### What this task involves
Extract each record and reproduce it exactly.

### Supplied records

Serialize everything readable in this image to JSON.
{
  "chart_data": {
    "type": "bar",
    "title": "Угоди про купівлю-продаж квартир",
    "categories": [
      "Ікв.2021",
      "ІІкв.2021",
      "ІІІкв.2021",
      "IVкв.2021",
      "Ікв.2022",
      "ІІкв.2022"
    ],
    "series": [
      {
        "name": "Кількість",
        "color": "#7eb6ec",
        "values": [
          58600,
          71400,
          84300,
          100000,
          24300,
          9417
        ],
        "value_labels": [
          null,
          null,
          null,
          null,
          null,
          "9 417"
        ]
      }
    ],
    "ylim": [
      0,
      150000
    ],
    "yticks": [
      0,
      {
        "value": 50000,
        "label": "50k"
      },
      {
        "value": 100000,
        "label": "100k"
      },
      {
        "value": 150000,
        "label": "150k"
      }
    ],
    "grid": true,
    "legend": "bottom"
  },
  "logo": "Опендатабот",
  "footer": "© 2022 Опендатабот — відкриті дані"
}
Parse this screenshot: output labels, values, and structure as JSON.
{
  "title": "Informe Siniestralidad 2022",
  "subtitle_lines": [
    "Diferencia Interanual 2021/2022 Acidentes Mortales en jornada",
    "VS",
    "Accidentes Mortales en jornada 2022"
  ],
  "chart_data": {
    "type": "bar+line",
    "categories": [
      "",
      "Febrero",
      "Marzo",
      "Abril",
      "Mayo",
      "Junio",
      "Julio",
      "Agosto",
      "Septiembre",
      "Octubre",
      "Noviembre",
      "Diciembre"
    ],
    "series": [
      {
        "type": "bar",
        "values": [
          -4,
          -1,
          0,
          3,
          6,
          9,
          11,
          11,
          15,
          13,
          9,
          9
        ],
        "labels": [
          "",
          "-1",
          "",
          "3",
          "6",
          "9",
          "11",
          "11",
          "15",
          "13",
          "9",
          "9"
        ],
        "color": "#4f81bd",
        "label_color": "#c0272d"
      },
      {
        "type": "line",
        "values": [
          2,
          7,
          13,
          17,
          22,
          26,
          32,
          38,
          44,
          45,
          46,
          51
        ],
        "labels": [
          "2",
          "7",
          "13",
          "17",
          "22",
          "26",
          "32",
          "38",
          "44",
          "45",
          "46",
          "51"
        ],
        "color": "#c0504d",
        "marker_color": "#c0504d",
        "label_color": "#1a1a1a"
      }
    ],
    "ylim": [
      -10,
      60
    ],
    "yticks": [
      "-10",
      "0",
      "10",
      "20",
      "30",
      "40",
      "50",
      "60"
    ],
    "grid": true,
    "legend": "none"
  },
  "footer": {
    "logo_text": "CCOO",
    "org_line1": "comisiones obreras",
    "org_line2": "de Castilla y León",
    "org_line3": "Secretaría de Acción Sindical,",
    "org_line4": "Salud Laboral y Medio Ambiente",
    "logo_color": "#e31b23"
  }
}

### Expected answer
Serialize everything readable in this image to JSON.
{
  "chart_data": {
    "type": "bar",
    "title": "Угоди про купівлю-продаж квартир",
    "categories": [
      "Ікв.2021",
      "ІІкв.2021",
      "ІІІкв.2021",
      "IVкв.2021",
      "Ікв.2022",
      "ІІкв.2022"
    ],
    "series": [
      {
        "name": "Кількість",
        "color": "#7eb6ec",
        "values": [
          58600,
          71400,
          84300,
          100000,
          24300,
          9417
        ],
        "value_labels": [
          null,
          null,
          null,
          null,
          null,
          "9 417"
        ]
      }
    ],
    "ylim": [
      0,
      150000
    ],
    "yticks": [
      0,
      {
        "value": 50000,
        "label": "50k"
      },
      {
        "value": 100000,
        "label": "100k"
      },
      {
        "value": 150000,
        "label": "150k"
      }
    ],
    "grid": true,
    "legend": "bottom"
  },
  "logo": "Опендатабот",
  "footer": "© 2022 Опендатабот — відкриті дані"
}
Parse this screenshot: output labels, values, and structure as JSON.
{
  "title": "Informe Siniestralidad 2022",
  "subtitle_lines": [
    "Diferencia Interanual 2021/2022 Acidentes Mortales en jornada",
    "VS",
    "Accidentes Mortales en jornada 2022"
  ],
  "chart_data": {
    "type": "bar+line",
    "categories": [
      "",
      "Febrero",
      "Marzo",
      "Abril",
      "Mayo",
      "Junio",
      "Julio",
      "Agosto",
      "Septiembre",
      "Octubre",
      "Noviembre",
      "Diciembre"
    ],
    "series": [
      {
        "type": "bar",
        "values": [
          -4,
          -1,
          0,
          3,
          6,
          9,
          11,
          11,
          15,
          13,
          9,
          9
        ],
        "labels": [
          "",
          "-1",
          "",
          "3",
          "6",
          "9",
          "11",
          "11",
          "15",
          "13",
          "9",
          "9"
        ],
        "color": "#4f81bd",
        "label_color": "#c0272d"
      },
      {
        "type": "line",
        "values": [
          2,
          7,
          13,
          17,
          22,
          26,
          32,
          38,
          44,
          45,
          46,
          51
        ],
        "labels": [
          "2",
          "7",
          "13",
          "17",
          "22",
          "26",
          "32",
          "38",
          "44",
          "45",
          "46",
          "51"
        ],
        "color": "#c0504d",
        "marker_color": "#c0504d",
        "label_color": "#1a1a1a"
      }
    ],
    "ylim": [
      -10,
      60
    ],
    "yticks": [
      "-10",
      "0",
      "10",
      "20",
      "30",
      "40",
      "50",
      "60"
    ],
    "grid": true,
    "legend": "none"
  },
  "footer": {
    "logo_text": "CCOO",
    "org_line1": "comisiones obreras",
    "org_line2": "de Castilla y León",
    "org_line3": "Secretaría de Acción Sindical,",
    "org_line4": "Salud Laboral y Medio Ambiente",
    "logo_color": "#e31b23"
  }
}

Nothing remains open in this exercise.